= Part of a data file =
┄┄┄┄┄┄┄┄┄┄┄┄┄┄┄┄┄┄┄┄

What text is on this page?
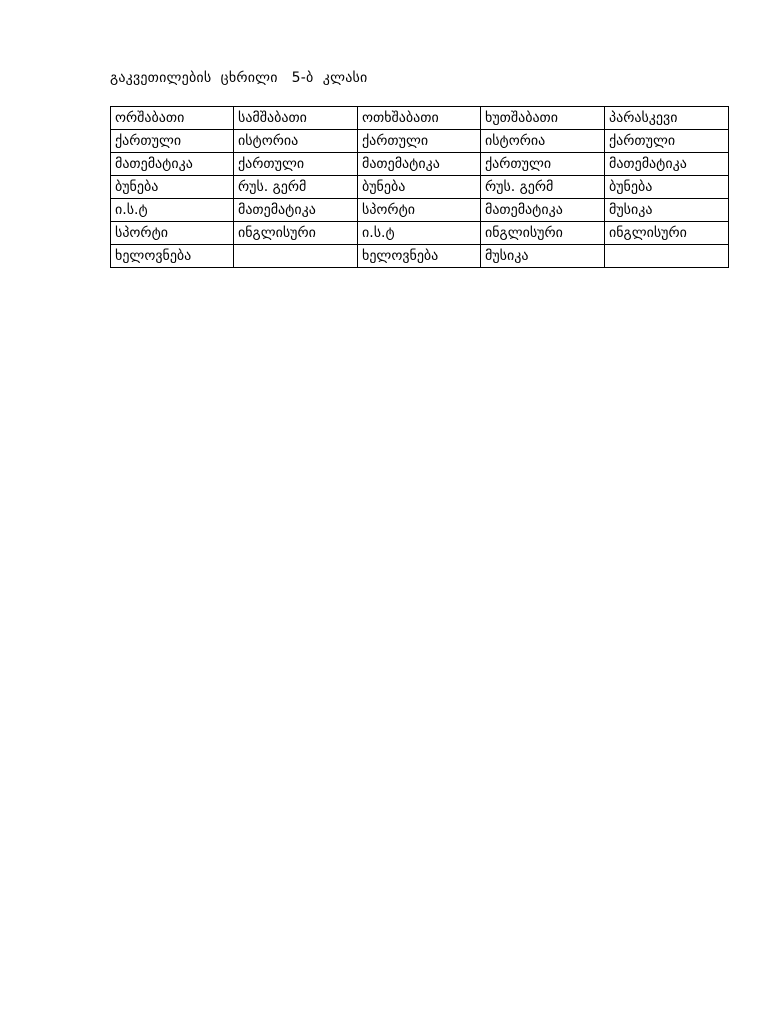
გაკვეთილების  ცხრილი   5-ბ  კლასი
ორშაბათი	სამშაბათი	ოთხშაბათი	ხუთშაბათი	პარასკევი
ქართული	ისტორია	ქართული	ისტორია	ქართული
მათემატიკა	ქართული	მათემატიკა	ქართული	მათემატიკა
ბუნება	რუს. გერმ	ბუნება	რუს. გერმ	ბუნება
ი.ს.ტ	მათემატიკა	სპორტი	მათემატიკა	მუსიკა
სპორტი	ინგლისური	ი.ს.ტ	ინგლისური	ინგლისური
ხელოვნება		ხელოვნება	მუსიკა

┄┄┄┄┄┄┄┄┄┄┄┄┄┄┄┄┄┄┄┄

= WHAT TO WORK ON =
Scan the listing above and identify each line holding the string "ქართული"; copy every such line.

= EXERCISE SOLUTION =
ქართული	ისტორია	ქართული	ისტორია	ქართული
მათემატიკა	ქართული	მათემატიკა	ქართული	მათემატიკა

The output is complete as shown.